▶ **Exercise task**
Output each entry that follows exactly. Images stay out.

------------------------------------

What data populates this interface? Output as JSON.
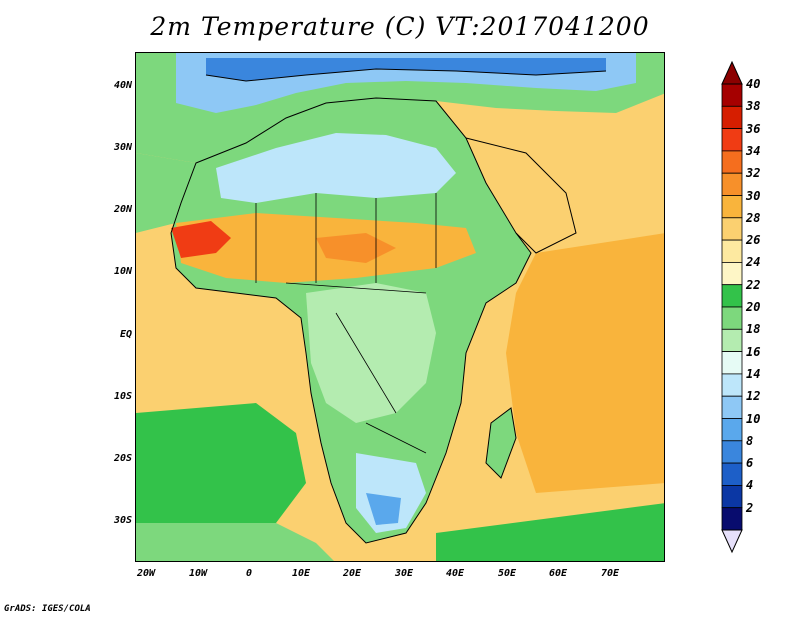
{
  "title": "2m Temperature (C) VT:2017041200",
  "credit": "GrADS: IGES/COLA",
  "map": {
    "lat_labels": [
      "40N",
      "30N",
      "20N",
      "10N",
      "EQ",
      "10S",
      "20S",
      "30S"
    ],
    "lon_labels": [
      "20W",
      "10W",
      "0",
      "10E",
      "20E",
      "30E",
      "40E",
      "50E",
      "60E",
      "70E"
    ],
    "extent": {
      "lon_min": -23,
      "lon_max": 80,
      "lat_min": -37,
      "lat_max": 45
    }
  },
  "colorbar": {
    "labels": [
      "40",
      "38",
      "36",
      "34",
      "32",
      "30",
      "28",
      "26",
      "24",
      "22",
      "20",
      "18",
      "16",
      "14",
      "12",
      "10",
      "8",
      "6",
      "4",
      "2"
    ],
    "colors": [
      "#a50000",
      "#d61e00",
      "#f03c14",
      "#f56e1e",
      "#f7902a",
      "#f9b43c",
      "#fbd070",
      "#fde9a0",
      "#fef6c6",
      "#33c24a",
      "#7dd87d",
      "#b4ecb0",
      "#e6fbf5",
      "#bde6fa",
      "#8ec8f5",
      "#5aa8ec",
      "#3a86dd",
      "#1d5fc8",
      "#0b37a4",
      "#080c6e"
    ],
    "end_colors": {
      "top": "#8b0000",
      "bottom": "#e6e0fa"
    }
  }
}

------------------------------------

▶ **Exercise solution**
What data populates this interface? Output as JSON.
{
  "title": "2m Temperature (C) VT:2017041200",
  "credit": "GrADS: IGES/COLA",
  "map": {
    "lat_labels": [
      "40N",
      "30N",
      "20N",
      "10N",
      "EQ",
      "10S",
      "20S",
      "30S"
    ],
    "lon_labels": [
      "20W",
      "10W",
      "0",
      "10E",
      "20E",
      "30E",
      "40E",
      "50E",
      "60E",
      "70E"
    ],
    "extent": {
      "lon_min": -23,
      "lon_max": 80,
      "lat_min": -37,
      "lat_max": 45
    }
  },
  "colorbar": {
    "labels": [
      "40",
      "38",
      "36",
      "34",
      "32",
      "30",
      "28",
      "26",
      "24",
      "22",
      "20",
      "18",
      "16",
      "14",
      "12",
      "10",
      "8",
      "6",
      "4",
      "2"
    ],
    "colors": [
      "#a50000",
      "#d61e00",
      "#f03c14",
      "#f56e1e",
      "#f7902a",
      "#f9b43c",
      "#fbd070",
      "#fde9a0",
      "#fef6c6",
      "#33c24a",
      "#7dd87d",
      "#b4ecb0",
      "#e6fbf5",
      "#bde6fa",
      "#8ec8f5",
      "#5aa8ec",
      "#3a86dd",
      "#1d5fc8",
      "#0b37a4",
      "#080c6e"
    ],
    "end_colors": {
      "top": "#8b0000",
      "bottom": "#e6e0fa"
    }
  }
}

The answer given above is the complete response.